▶ **Exercise aim**: Wherever the word "кодов" appears in a line, extract that line.

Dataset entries
□ □ □

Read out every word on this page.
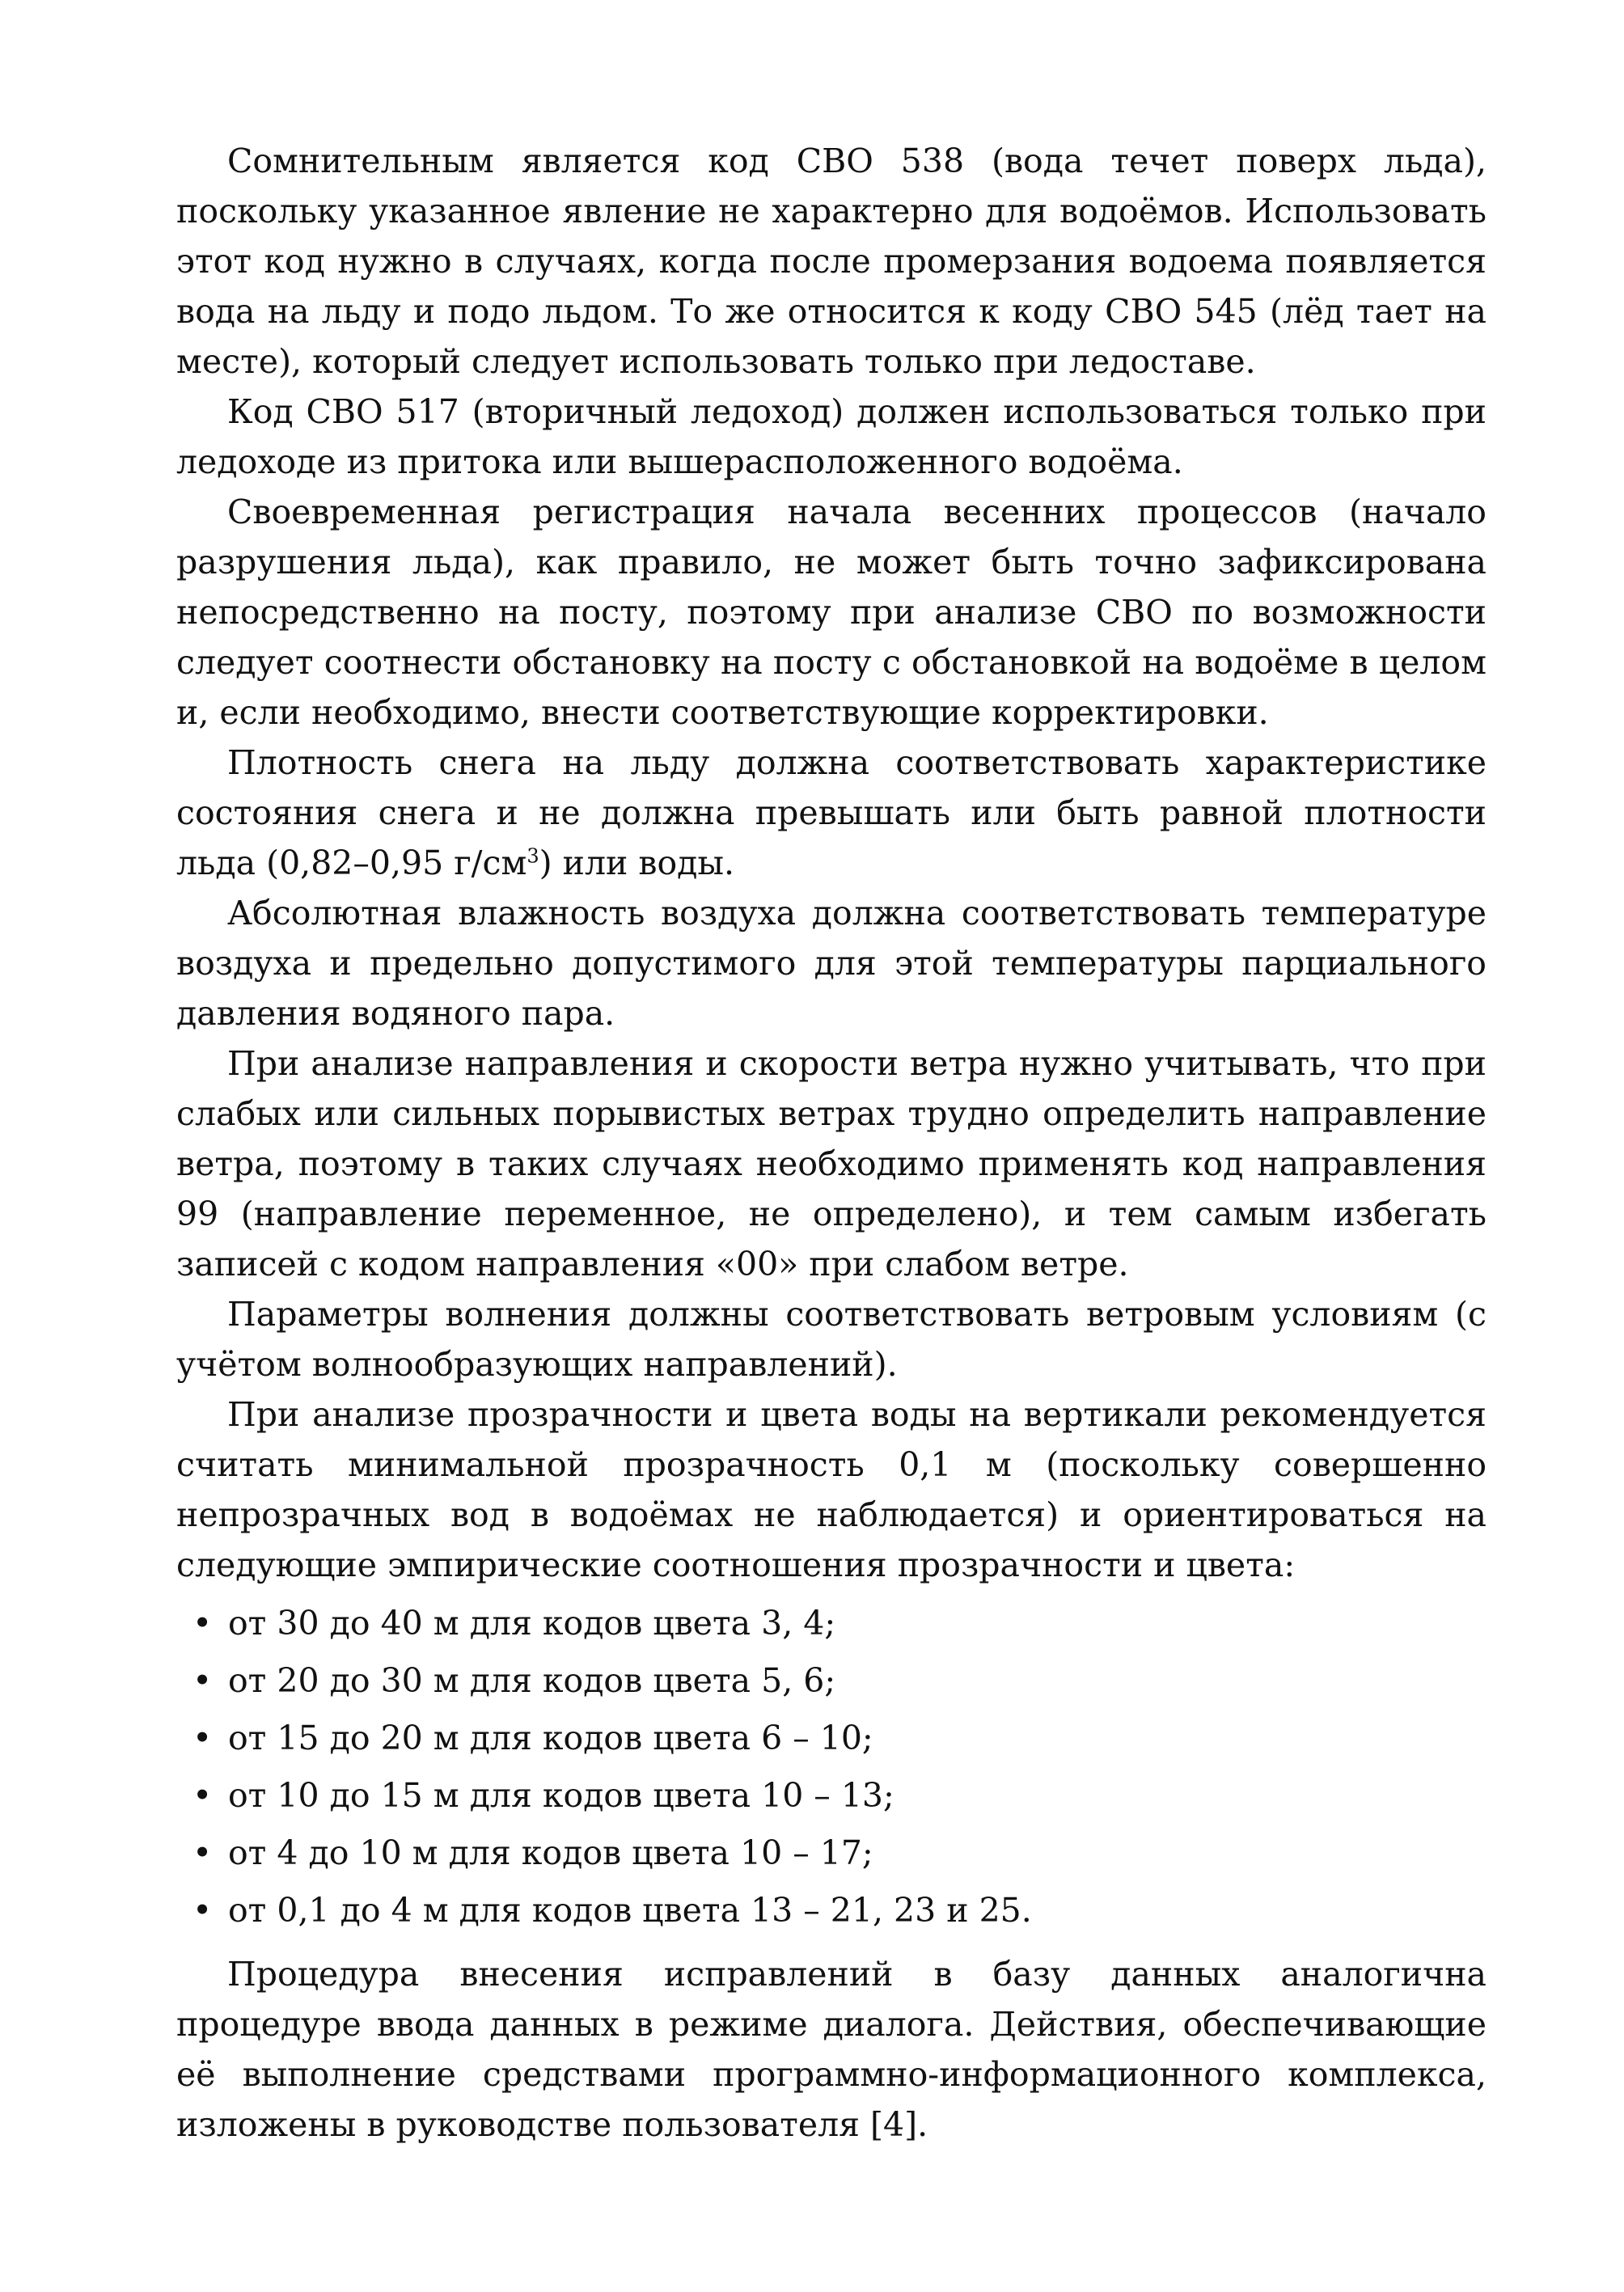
Сомнительным является код СВО 538 (вода течет поверх льда), поскольку указанное явление не характерно для водоёмов. Использовать этот код нужно в случаях, когда после промерзания водоема появляется вода на льду и подо льдом. То же относится к коду СВО 545 (лёд тает на месте), который следует использовать только при ледоставе.

Код СВО 517 (вторичный ледоход) должен использоваться только при ледоходе из притока или вышерасположенного водоёма.

Своевременная регистрация начала весенних процессов (начало разрушения льда), как правило, не может быть точно зафиксирована непосредственно на посту, поэтому при анализе СВО по возможности следует соотнести обстановку на посту с обстановкой на водоёме в целом и, если необходимо, внести соответствующие корректировки.

Плотность снега на льду должна соответствовать характеристике состояния снега и не должна превышать или быть равной плотности льда (0,82–0,95 $г/см^3$) или воды.

Абсолютная влажность воздуха должна соответствовать температуре воздуха и предельно допустимого для этой температуры парциального давления водяного пара.

При анализе направления и скорости ветра нужно учитывать, что при слабых или сильных порывистых ветрах трудно определить направление ветра, поэтому в таких случаях необходимо применять код направления 99 (направление переменное, не определено), и тем самым избегать записей с кодом направления «00» при слабом ветре.

Параметры волнения должны соответствовать ветровым условиям (с учётом волнообразующих направлений).

При анализе прозрачности и цвета воды на вертикали рекомендуется считать минимальной прозрачность 0,1 м (поскольку совершенно непрозрачных вод в водоёмах не наблюдается) и ориентироваться на следующие эмпирические соотношения прозрачности и цвета:

• от 30 до 40 м для кодов цвета 3, 4;
• от 20 до 30 м для кодов цвета 5, 6;
• от 15 до 20 м для кодов цвета 6 – 10;
• от 10 до 15 м для кодов цвета 10 – 13;
• от 4 до 10 м для кодов цвета 10 – 17;
• от 0,1 до 4 м для кодов цвета 13 – 21, 23 и 25.

Процедура внесения исправлений в базу данных аналогична процедуре ввода данных в режиме диалога. Действия, обеспечивающие её выполнение средствами программно-информационного комплекса, изложены в руководстве пользователя [4].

□ □ □

▶ **Output of the exercise**:
• от 30 до 40 м для кодов цвета 3, 4;
• от 20 до 30 м для кодов цвета 5, 6;
• от 15 до 20 м для кодов цвета 6 – 10;
• от 10 до 15 м для кодов цвета 10 – 13;
• от 4 до 10 м для кодов цвета 10 – 17;
• от 0,1 до 4 м для кодов цвета 13 – 21, 23 и 25.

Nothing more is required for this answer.